* Written task *
Copy each line of the material below that includes the string "JSON".
— Begin Records to process —
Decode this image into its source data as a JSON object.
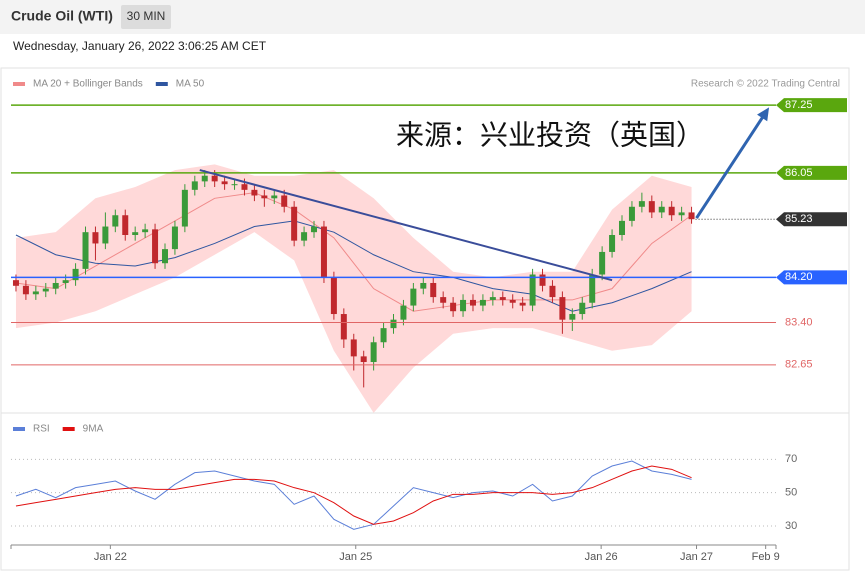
{
  "header": {
    "title": "Crude Oil (WTI)",
    "interval": "30 MIN",
    "timestamp": "Wednesday, January 26, 2022 3:06:25 AM CET"
  },
  "chart_data": [
    {
      "type": "candlestick",
      "credit": "Research © 2022 Trading Central",
      "annotation": "来源：兴业投资（英国）",
      "xlim": [
        0,
        77
      ],
      "ylim": [
        81.85,
        87.43
      ],
      "up_color": "#3a9a3a",
      "down_color": "#c0282d",
      "x": [
        0.5,
        1.5,
        2.5,
        3.5,
        4.5,
        5.5,
        6.5,
        7.5,
        8.5,
        9.5,
        10.5,
        11.5,
        12.5,
        13.5,
        14.5,
        15.5,
        16.5,
        17.5,
        18.5,
        19.5,
        20.5,
        21.5,
        22.5,
        23.5,
        24.5,
        25.5,
        26.5,
        27.5,
        28.5,
        29.5,
        30.5,
        31.5,
        32.5,
        33.5,
        34.5,
        35.5,
        36.5,
        37.5,
        38.5,
        39.5,
        40.5,
        41.5,
        42.5,
        43.5,
        44.5,
        45.5,
        46.5,
        47.5,
        48.5,
        49.5,
        50.5,
        51.5,
        52.5,
        53.5,
        54.5,
        55.5,
        56.5,
        57.5,
        58.5,
        59.5,
        60.5,
        61.5,
        62.5,
        63.5,
        64.5,
        65.5,
        66.5,
        67.5,
        68.5
      ],
      "open": [
        84.15,
        84.05,
        83.9,
        83.95,
        84.0,
        84.1,
        84.15,
        84.35,
        85.0,
        84.8,
        85.1,
        85.3,
        84.95,
        85.0,
        85.05,
        84.45,
        84.7,
        85.1,
        85.75,
        85.9,
        86.0,
        85.9,
        85.85,
        85.85,
        85.75,
        85.65,
        85.6,
        85.65,
        85.45,
        84.85,
        85.0,
        85.1,
        84.2,
        83.55,
        83.1,
        82.8,
        82.7,
        83.05,
        83.3,
        83.45,
        83.7,
        84.0,
        84.1,
        83.85,
        83.75,
        83.6,
        83.8,
        83.7,
        83.8,
        83.85,
        83.8,
        83.75,
        83.7,
        84.25,
        84.05,
        83.85,
        83.45,
        83.55,
        83.75,
        84.25,
        84.65,
        84.95,
        85.2,
        85.45,
        85.55,
        85.35,
        85.45,
        85.3,
        85.35
      ],
      "high": [
        84.25,
        84.15,
        84.05,
        84.1,
        84.2,
        84.25,
        84.45,
        85.1,
        85.1,
        85.35,
        85.4,
        85.4,
        85.1,
        85.15,
        85.15,
        84.8,
        85.2,
        85.85,
        86.0,
        86.1,
        86.1,
        86.0,
        85.95,
        85.95,
        85.85,
        85.75,
        85.75,
        85.75,
        85.55,
        85.1,
        85.2,
        85.2,
        84.3,
        83.65,
        83.2,
        82.9,
        83.15,
        83.4,
        83.55,
        83.8,
        84.1,
        84.2,
        84.2,
        83.95,
        83.85,
        83.9,
        83.9,
        83.9,
        83.95,
        83.95,
        83.9,
        83.85,
        84.35,
        84.35,
        84.15,
        83.95,
        83.65,
        83.85,
        84.35,
        84.75,
        85.05,
        85.3,
        85.55,
        85.7,
        85.65,
        85.55,
        85.55,
        85.45,
        85.45
      ],
      "low": [
        83.95,
        83.8,
        83.8,
        83.85,
        83.9,
        84.0,
        84.05,
        84.25,
        84.5,
        84.7,
        85.0,
        84.85,
        84.85,
        84.9,
        84.35,
        84.35,
        84.6,
        85.0,
        85.65,
        85.8,
        85.8,
        85.75,
        85.75,
        85.65,
        85.55,
        85.45,
        85.5,
        85.35,
        84.75,
        84.75,
        84.9,
        84.1,
        83.45,
        82.95,
        82.55,
        82.25,
        82.55,
        82.95,
        83.2,
        83.35,
        83.6,
        83.9,
        83.75,
        83.65,
        83.5,
        83.5,
        83.6,
        83.6,
        83.7,
        83.7,
        83.65,
        83.6,
        83.6,
        83.95,
        83.75,
        83.2,
        83.25,
        83.45,
        83.65,
        84.15,
        84.55,
        84.85,
        85.1,
        85.35,
        85.25,
        85.25,
        85.2,
        85.2,
        85.15
      ],
      "close": [
        84.05,
        83.9,
        83.95,
        84.0,
        84.1,
        84.15,
        84.35,
        85.0,
        84.8,
        85.1,
        85.3,
        84.95,
        85.0,
        85.05,
        84.45,
        84.7,
        85.1,
        85.75,
        85.9,
        86.0,
        85.9,
        85.85,
        85.85,
        85.75,
        85.65,
        85.6,
        85.65,
        85.45,
        84.85,
        85.0,
        85.1,
        84.2,
        83.55,
        83.1,
        82.8,
        82.7,
        83.05,
        83.3,
        83.45,
        83.7,
        84.0,
        84.1,
        83.85,
        83.75,
        83.6,
        83.8,
        83.7,
        83.8,
        83.85,
        83.8,
        83.75,
        83.7,
        84.25,
        84.05,
        83.85,
        83.45,
        83.55,
        83.75,
        84.25,
        84.65,
        84.95,
        85.2,
        85.45,
        85.55,
        85.35,
        85.45,
        85.3,
        85.35,
        85.23
      ],
      "series": [
        {
          "name": "MA 20 + Bollinger Bands",
          "color": "#f08a8a",
          "band_color": "#ffd9d9",
          "x": [
            0.5,
            4.5,
            8.5,
            12.5,
            16.5,
            20.5,
            24.5,
            28.5,
            32.5,
            36.5,
            40.5,
            44.5,
            48.5,
            52.5,
            56.5,
            60.5,
            64.5,
            68.5
          ],
          "values": [
            84.1,
            84.0,
            84.4,
            84.8,
            85.2,
            85.6,
            85.7,
            85.4,
            84.9,
            84.0,
            83.6,
            83.7,
            83.8,
            83.8,
            83.8,
            84.0,
            84.8,
            85.3
          ],
          "upper": [
            84.9,
            85.0,
            85.6,
            85.8,
            86.1,
            86.2,
            86.0,
            86.0,
            86.1,
            85.6,
            84.9,
            84.3,
            84.2,
            84.3,
            84.3,
            85.4,
            86.0,
            85.8
          ],
          "lower": [
            83.3,
            83.4,
            83.6,
            83.9,
            84.2,
            84.6,
            85.0,
            84.5,
            82.9,
            81.8,
            82.6,
            83.2,
            83.3,
            83.3,
            83.1,
            82.9,
            83.0,
            83.6
          ]
        },
        {
          "name": "MA 50",
          "color": "#2f56a0",
          "x": [
            0.5,
            4.5,
            8.5,
            12.5,
            16.5,
            20.5,
            24.5,
            28.5,
            32.5,
            36.5,
            40.5,
            44.5,
            48.5,
            52.5,
            56.5,
            60.5,
            64.5,
            68.5
          ],
          "values": [
            84.95,
            84.6,
            84.45,
            84.4,
            84.55,
            84.8,
            85.1,
            85.2,
            85.0,
            84.6,
            84.3,
            84.2,
            84.0,
            83.9,
            83.6,
            83.75,
            84.0,
            84.3
          ]
        }
      ],
      "levels": [
        {
          "value": 87.25,
          "color": "#5aa70e",
          "box": true
        },
        {
          "value": 86.05,
          "color": "#5aa70e",
          "box": true
        },
        {
          "value": 84.2,
          "label": "84.20",
          "color": "#2962ff",
          "box": true
        },
        {
          "value": 83.4,
          "label": "83.40",
          "color": "#e06666",
          "box": false
        },
        {
          "value": 82.65,
          "color": "#e06666",
          "box": false
        }
      ],
      "last": {
        "value": 85.23,
        "color": "#333333"
      },
      "trendline": {
        "x": [
          19.0,
          60.5
        ],
        "y": [
          86.1,
          84.15
        ],
        "color": "#3a4d9a"
      },
      "arrow": {
        "x": [
          69.0,
          76.3
        ],
        "y": [
          85.25,
          87.21
        ],
        "color": "#2f64b0"
      }
    },
    {
      "type": "line",
      "xlim": [
        0,
        77
      ],
      "ylim": [
        21,
        81
      ],
      "yticks": [
        30,
        50,
        70
      ],
      "xticks": [
        {
          "value": 10,
          "label": "Jan 22"
        },
        {
          "value": 34.7,
          "label": "Jan 25"
        },
        {
          "value": 59.4,
          "label": "Jan 26"
        },
        {
          "value": 69.0,
          "label": "Jan 27"
        },
        {
          "value": 75.96,
          "label": "Feb 9"
        }
      ],
      "series": [
        {
          "name": "RSI",
          "color": "#5b7fd8",
          "x": [
            0.5,
            2.5,
            4.5,
            6.5,
            8.5,
            10.5,
            12.5,
            14.5,
            16.5,
            18.5,
            20.5,
            22.5,
            24.5,
            26.5,
            28.5,
            30.5,
            32.5,
            34.5,
            36.5,
            38.5,
            40.5,
            42.5,
            44.5,
            46.5,
            48.5,
            50.5,
            52.5,
            54.5,
            56.5,
            58.5,
            60.5,
            62.5,
            64.5,
            66.5,
            68.5
          ],
          "values": [
            48,
            52,
            47,
            53,
            55,
            57,
            51,
            46,
            55,
            62,
            63,
            60,
            57,
            55,
            43,
            48,
            34,
            28,
            31,
            42,
            53,
            50,
            47,
            50,
            51,
            48,
            55,
            45,
            48,
            60,
            66,
            69,
            63,
            61,
            58
          ]
        },
        {
          "name": "9MA",
          "color": "#e01010",
          "x": [
            0.5,
            2.5,
            4.5,
            6.5,
            8.5,
            10.5,
            12.5,
            14.5,
            16.5,
            18.5,
            20.5,
            22.5,
            24.5,
            26.5,
            28.5,
            30.5,
            32.5,
            34.5,
            36.5,
            38.5,
            40.5,
            42.5,
            44.5,
            46.5,
            48.5,
            50.5,
            52.5,
            54.5,
            56.5,
            58.5,
            60.5,
            62.5,
            64.5,
            66.5,
            68.5
          ],
          "values": [
            42,
            44,
            46,
            48,
            50,
            52,
            53,
            52,
            52,
            54,
            56,
            58,
            58,
            57,
            53,
            50,
            44,
            36,
            31,
            33,
            38,
            45,
            49,
            49,
            50,
            50,
            50,
            49,
            50,
            53,
            58,
            63,
            66,
            64,
            59
          ]
        }
      ]
    }
  ]
}
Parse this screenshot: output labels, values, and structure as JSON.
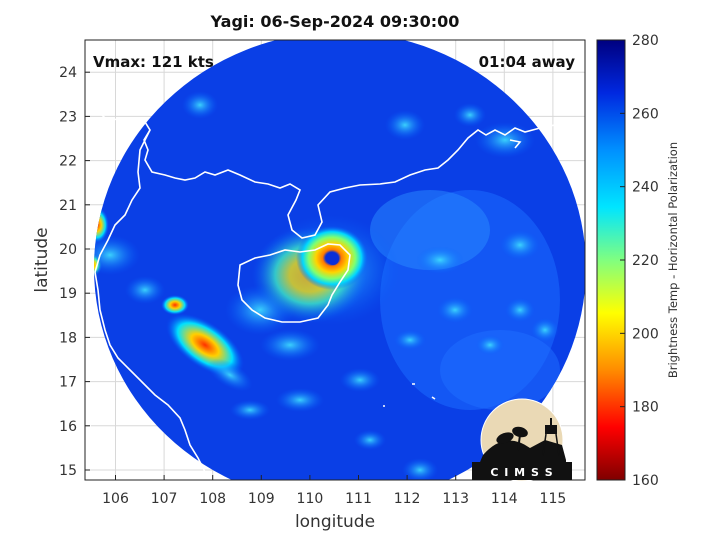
— End Records to process —
* Final result *
Decode this image into its source data as a JSON object.
Parse this screenshot: output labels, values, and structure as JSON.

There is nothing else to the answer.